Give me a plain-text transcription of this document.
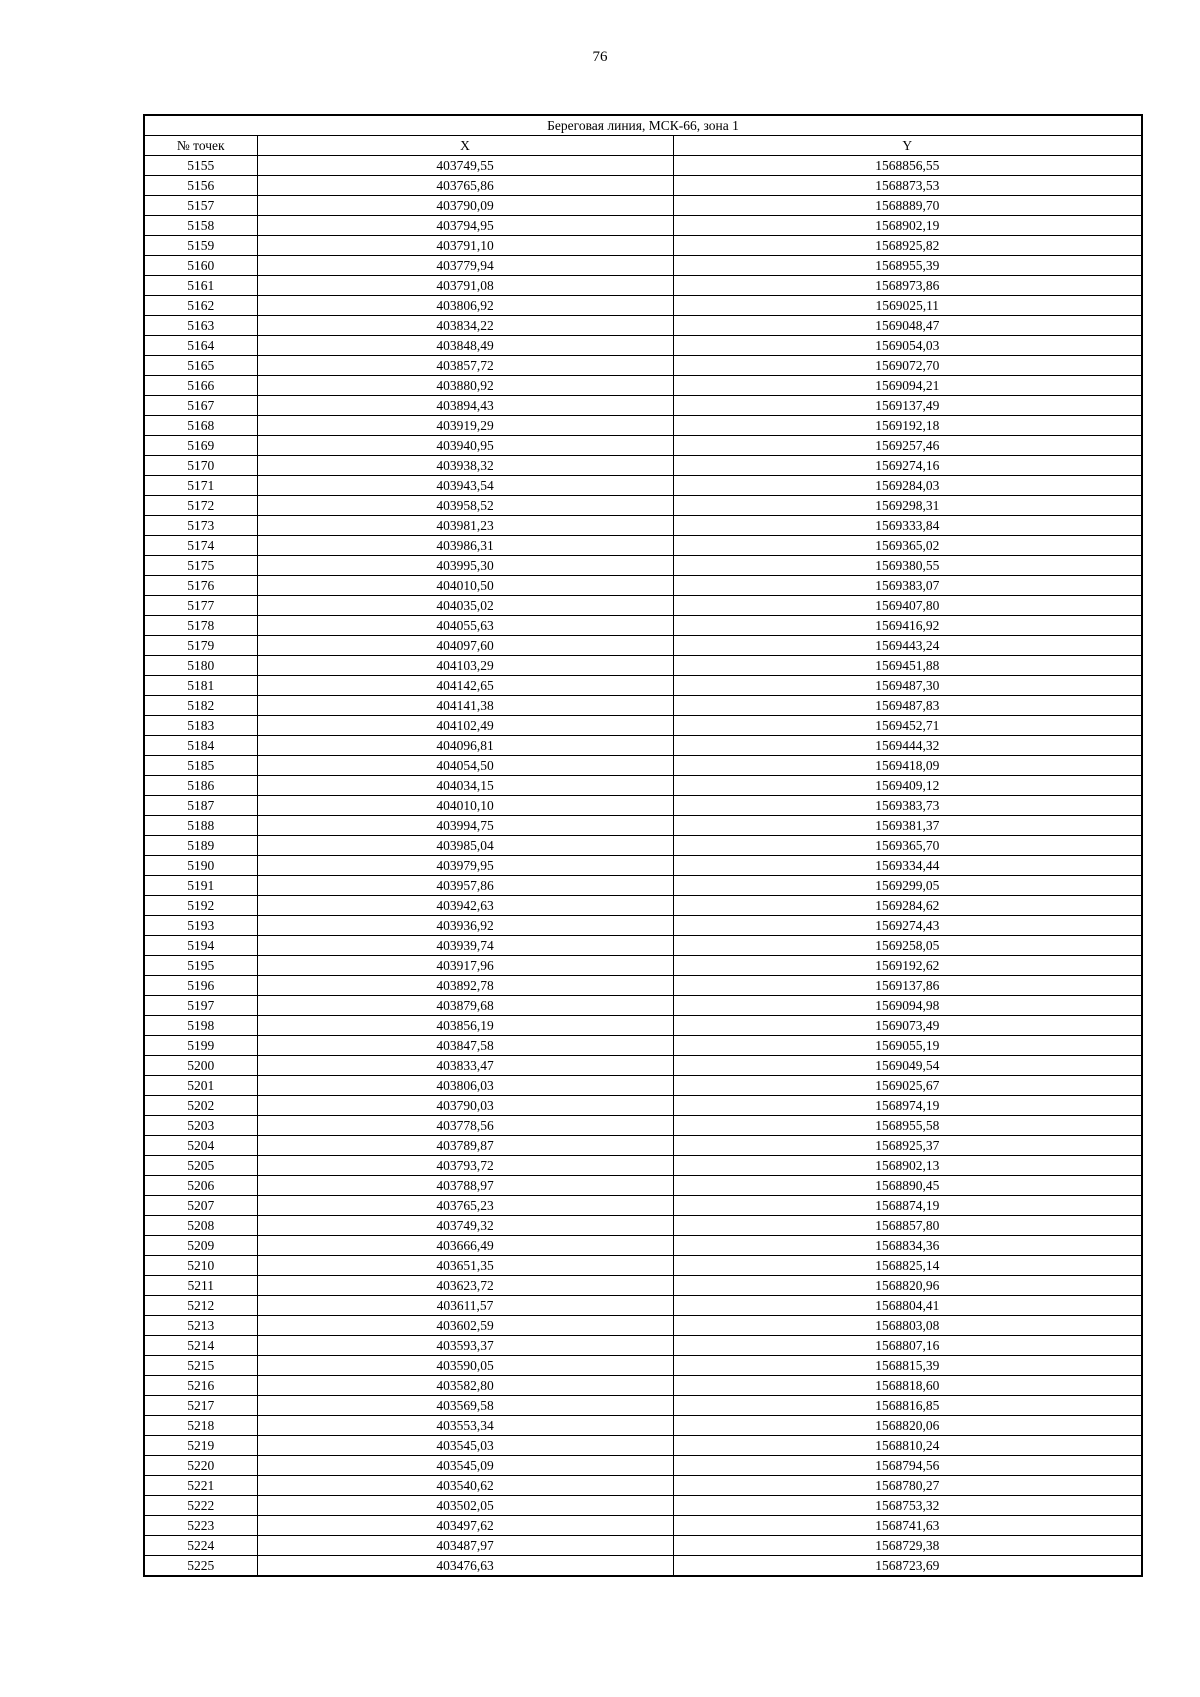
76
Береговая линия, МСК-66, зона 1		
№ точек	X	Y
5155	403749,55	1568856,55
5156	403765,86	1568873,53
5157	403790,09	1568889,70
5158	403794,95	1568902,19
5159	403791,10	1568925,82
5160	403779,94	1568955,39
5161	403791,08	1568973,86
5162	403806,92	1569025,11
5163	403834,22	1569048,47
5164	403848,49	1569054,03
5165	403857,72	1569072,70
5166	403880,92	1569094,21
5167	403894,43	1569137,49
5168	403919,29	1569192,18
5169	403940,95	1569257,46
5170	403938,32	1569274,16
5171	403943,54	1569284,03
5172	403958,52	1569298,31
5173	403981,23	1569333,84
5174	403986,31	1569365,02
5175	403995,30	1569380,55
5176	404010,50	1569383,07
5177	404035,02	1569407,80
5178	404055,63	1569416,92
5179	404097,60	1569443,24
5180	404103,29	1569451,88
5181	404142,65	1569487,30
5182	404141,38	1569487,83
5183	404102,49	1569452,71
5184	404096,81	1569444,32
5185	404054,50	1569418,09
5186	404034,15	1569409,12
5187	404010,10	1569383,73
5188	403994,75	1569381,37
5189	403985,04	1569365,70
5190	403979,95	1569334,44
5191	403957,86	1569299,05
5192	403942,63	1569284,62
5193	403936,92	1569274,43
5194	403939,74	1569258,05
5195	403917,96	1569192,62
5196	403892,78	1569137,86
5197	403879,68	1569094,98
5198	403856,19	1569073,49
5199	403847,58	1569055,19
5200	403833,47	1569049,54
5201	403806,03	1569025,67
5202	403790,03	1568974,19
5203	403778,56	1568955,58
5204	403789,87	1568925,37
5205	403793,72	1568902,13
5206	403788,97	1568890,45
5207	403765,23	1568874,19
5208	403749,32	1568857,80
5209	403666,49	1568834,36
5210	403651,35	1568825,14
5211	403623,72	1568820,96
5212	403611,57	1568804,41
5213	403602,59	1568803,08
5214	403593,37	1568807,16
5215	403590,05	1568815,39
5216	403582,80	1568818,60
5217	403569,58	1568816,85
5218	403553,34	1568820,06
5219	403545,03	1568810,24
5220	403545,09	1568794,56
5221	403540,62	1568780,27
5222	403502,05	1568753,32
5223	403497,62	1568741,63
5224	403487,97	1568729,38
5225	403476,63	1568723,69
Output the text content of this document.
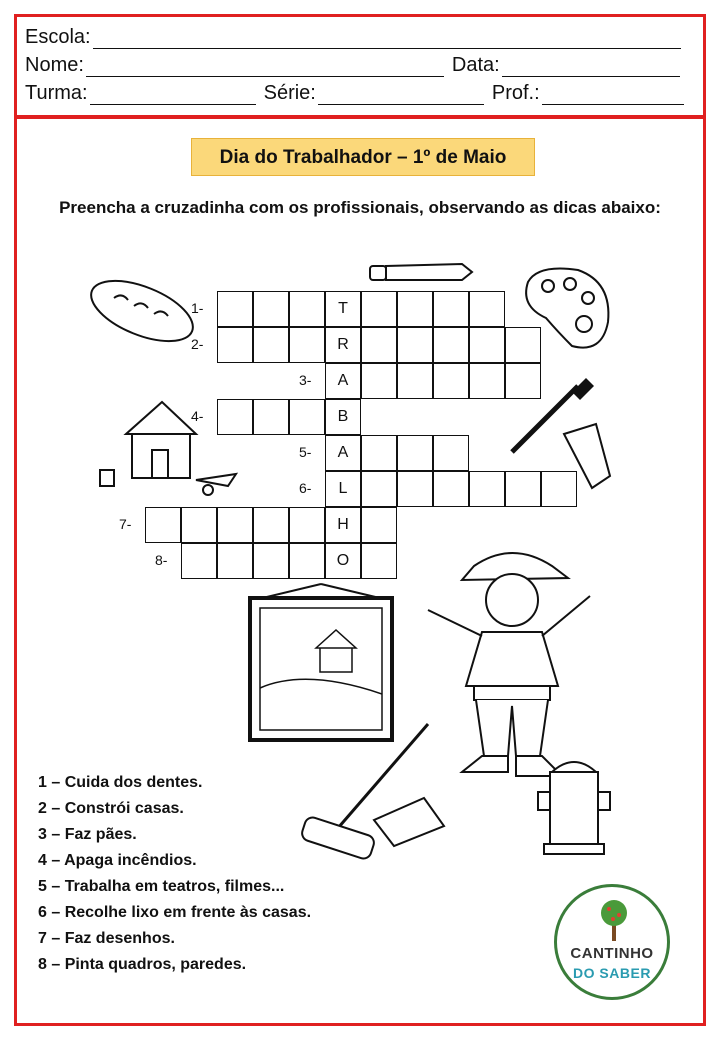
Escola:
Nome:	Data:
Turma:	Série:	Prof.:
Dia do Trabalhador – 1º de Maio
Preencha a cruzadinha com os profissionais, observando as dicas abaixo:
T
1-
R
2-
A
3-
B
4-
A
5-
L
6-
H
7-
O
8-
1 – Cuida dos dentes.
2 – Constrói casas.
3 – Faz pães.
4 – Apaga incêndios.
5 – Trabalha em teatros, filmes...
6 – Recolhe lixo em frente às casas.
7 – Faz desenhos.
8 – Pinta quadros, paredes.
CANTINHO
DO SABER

····················

Look through the entries and find each line that has the string "document". Copy those lines.

Give me a plain-text transcription of this document.
Output the text content of this document.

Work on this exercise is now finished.